## Short exercise:
Please repeat these items word for word, beginning at the line that contains "x-tick-label: 20 [102, 466, 115, 478]" and stopping after the line that contains "text: 93.93 [446, 62, 474, 74]".

::: Data provided

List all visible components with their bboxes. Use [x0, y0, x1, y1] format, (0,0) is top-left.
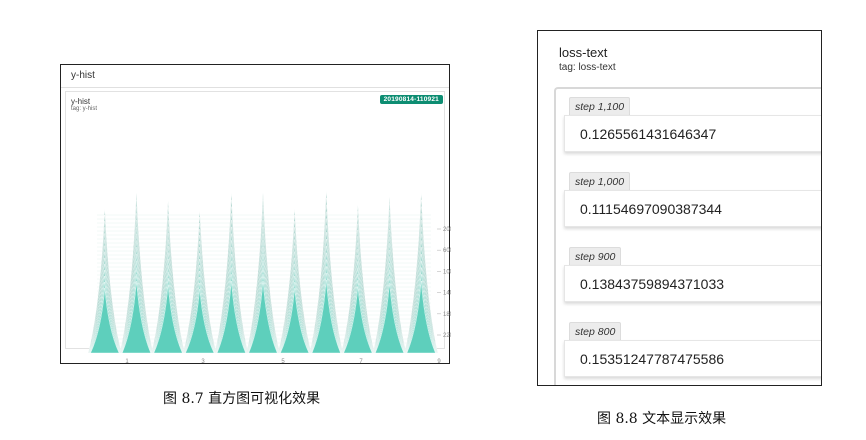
hist-layer: [280, 288, 310, 354]
step-badge: step 900: [569, 247, 622, 267]
text-entry: step 900 0.13843759894371033: [564, 247, 821, 313]
x-tick-label: 1: [125, 359, 129, 365]
hist-header-divider: [61, 87, 449, 88]
hist-peak: [309, 190, 343, 354]
y-tick-label: 2200: [443, 333, 451, 339]
value-box: 0.1265561431646347: [564, 115, 821, 152]
hist-card-title: y-hist: [71, 97, 91, 106]
text-entry: step 800 0.15351247787475586: [564, 322, 821, 385]
hist-peak: [246, 192, 280, 354]
y-tick-label: 1800: [443, 312, 451, 318]
text-value: 0.1265561431646347: [580, 126, 717, 142]
figure-caption-8-8: 图 8.8 文本显示效果: [597, 411, 727, 427]
text-entry: step 1,100 0.1265561431646347: [564, 97, 821, 163]
hist-peak: [88, 208, 122, 354]
hist-peak: [277, 208, 312, 354]
text-value: 0.13843759894371033: [580, 276, 725, 292]
text-summary-figure: loss-text tag: loss-text step 1,100 0.12…: [537, 30, 822, 386]
y-tick-label: 600: [443, 248, 451, 254]
x-tick-label: 3: [201, 359, 205, 365]
run-badge[interactable]: 20190814-110921: [379, 95, 443, 104]
hist-layer: [121, 280, 151, 354]
x-tick-label: 7: [359, 359, 363, 365]
hist-layer: [90, 288, 120, 354]
text-entry: step 1,000 0.11154697090387344: [564, 172, 821, 238]
histogram-figure: y-hist y-hist tag: y-hist 20190814-11092…: [60, 64, 451, 365]
text-list-frame: [554, 87, 821, 385]
hist-layer: [153, 284, 183, 354]
text-value: 0.11154697090387344: [580, 201, 722, 217]
hist-layer: [185, 289, 215, 354]
hist-peak: [183, 210, 217, 354]
step-badge: step 1,100: [569, 97, 631, 117]
hist-layer: [216, 280, 246, 354]
hist-card-tag: tag: y-hist: [71, 106, 98, 112]
step-badge: step 800: [569, 322, 622, 342]
hist-peak: [119, 192, 154, 354]
text-panel-tag: tag: loss-text: [559, 62, 616, 73]
x-tick-label: 9: [437, 359, 441, 365]
step-badge: step 1,000: [569, 172, 631, 192]
hist-layer: [343, 286, 373, 354]
hist-peak: [372, 196, 407, 354]
hist-layer: [375, 282, 405, 354]
hist-peak: [151, 200, 185, 354]
text-value: 0.15351247787475586: [580, 351, 725, 367]
hist-layer: [311, 280, 341, 354]
value-box: 0.13843759894371033: [564, 265, 821, 302]
figure-caption-8-7: 图 8.7 直方图可视化效果: [163, 391, 321, 407]
value-box: 0.15351247787475586: [564, 340, 821, 377]
hist-peak: [404, 192, 438, 354]
value-box: 0.11154697090387344: [564, 190, 821, 227]
y-tick-label: 1400: [443, 291, 451, 297]
hist-peak: [341, 204, 375, 354]
hist-layer: [406, 280, 436, 354]
hist-header-title: y-hist: [71, 70, 95, 81]
y-tick-label: 200: [443, 227, 451, 233]
hist-peak: [214, 192, 249, 354]
x-tick-label: 5: [281, 359, 285, 365]
hist-layer: [248, 280, 278, 354]
text-panel-title: loss-text: [559, 45, 608, 60]
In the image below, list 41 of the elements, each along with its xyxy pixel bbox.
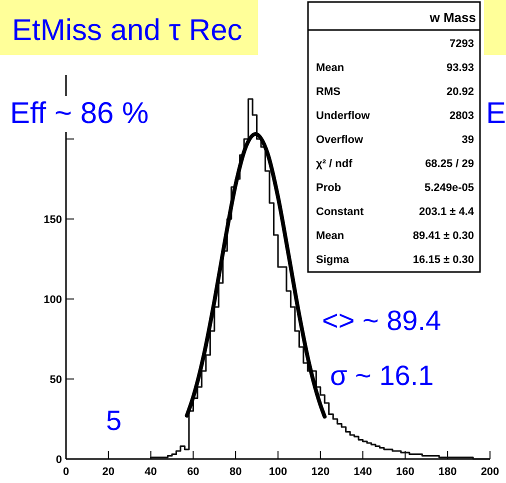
x-tick-label: 20 [102, 466, 115, 478]
x-tick-label: 140 [354, 466, 372, 478]
x-tick-label: 40 [144, 466, 157, 478]
y-tick-label: 100 [44, 294, 62, 306]
x-tick-label: 180 [438, 466, 457, 478]
annotation: RMS [316, 86, 340, 98]
text: w Mass [428, 10, 476, 25]
annotation: Mean [316, 230, 344, 242]
annotation: Sigma [316, 254, 350, 266]
annotation: 5 [106, 405, 122, 436]
annotation: <> ~ 89.4 [322, 305, 442, 336]
text: 93.93 [446, 62, 474, 74]
annotation: 89.41 ± 0.30 [412, 230, 474, 242]
annotation: 5.249e-05 [424, 182, 474, 194]
annotation: 16.15 ± 0.30 [412, 254, 474, 266]
x-tick-label: 120 [311, 466, 330, 478]
annotation: 39 [462, 134, 474, 146]
annotation: Prob [316, 182, 342, 194]
annotation: σ ~ 16.1 [330, 360, 434, 391]
text: Mean [316, 62, 344, 74]
chart-title: EtMiss and τ Rec [12, 14, 242, 47]
x-tick-label: 160 [396, 466, 414, 478]
text: 7293 [450, 38, 474, 50]
y-tick-label: 150 [44, 214, 62, 226]
x-tick-label: 60 [187, 466, 200, 478]
x-tick-label: 200 [480, 466, 500, 478]
annotation: 203.1 ± 4.4 [419, 206, 475, 218]
annotation: E [486, 97, 506, 130]
annotation: Eff ~ 86 % [10, 97, 149, 130]
annotation: 68.25 / 29 [425, 158, 474, 170]
annotation: 2803 [450, 110, 474, 122]
y-tick-label: 50 [50, 374, 62, 386]
x-tick-label: 0 [62, 466, 70, 478]
annotation: Overflow [316, 134, 364, 146]
x-tick-label: 80 [229, 466, 242, 478]
annotation: 20.92 [446, 86, 474, 98]
annotation: Underflow [316, 110, 370, 122]
y-tick-label: 0 [56, 454, 62, 466]
x-tick-label: 100 [268, 466, 288, 478]
annotation: Constant [316, 206, 364, 218]
annotation: χ² / ndf [316, 158, 353, 170]
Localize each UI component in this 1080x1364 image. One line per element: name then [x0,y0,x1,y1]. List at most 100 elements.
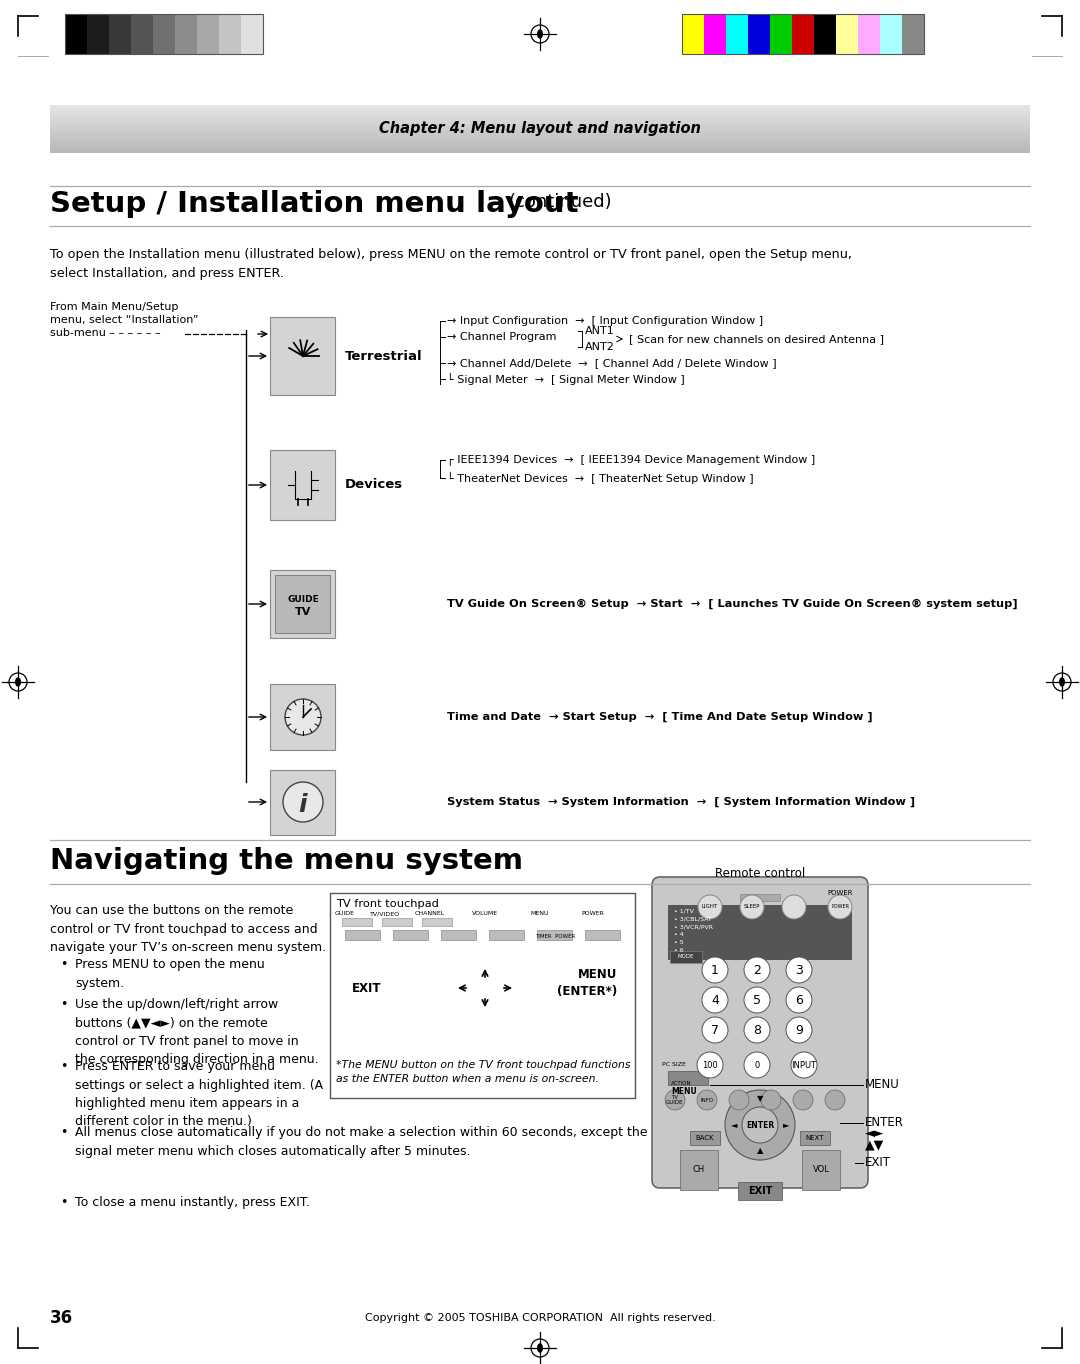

::::::

## Correct output:
x-tick-label: 20 [102, 466, 115, 478]
x-tick-label: 140 [354, 466, 372, 478]
x-tick-label: 40 [144, 466, 157, 478]
y-tick-label: 100 [44, 294, 62, 306]
x-tick-label: 180 [438, 466, 457, 478]
annotation: RMS [316, 86, 340, 98]
text: w Mass [428, 10, 476, 25]
annotation: Mean [316, 230, 344, 242]
annotation: Sigma [316, 254, 350, 266]
annotation: 5 [106, 405, 122, 436]
annotation: <> ~ 89.4 [322, 305, 442, 336]
text: 93.93 [446, 62, 474, 74]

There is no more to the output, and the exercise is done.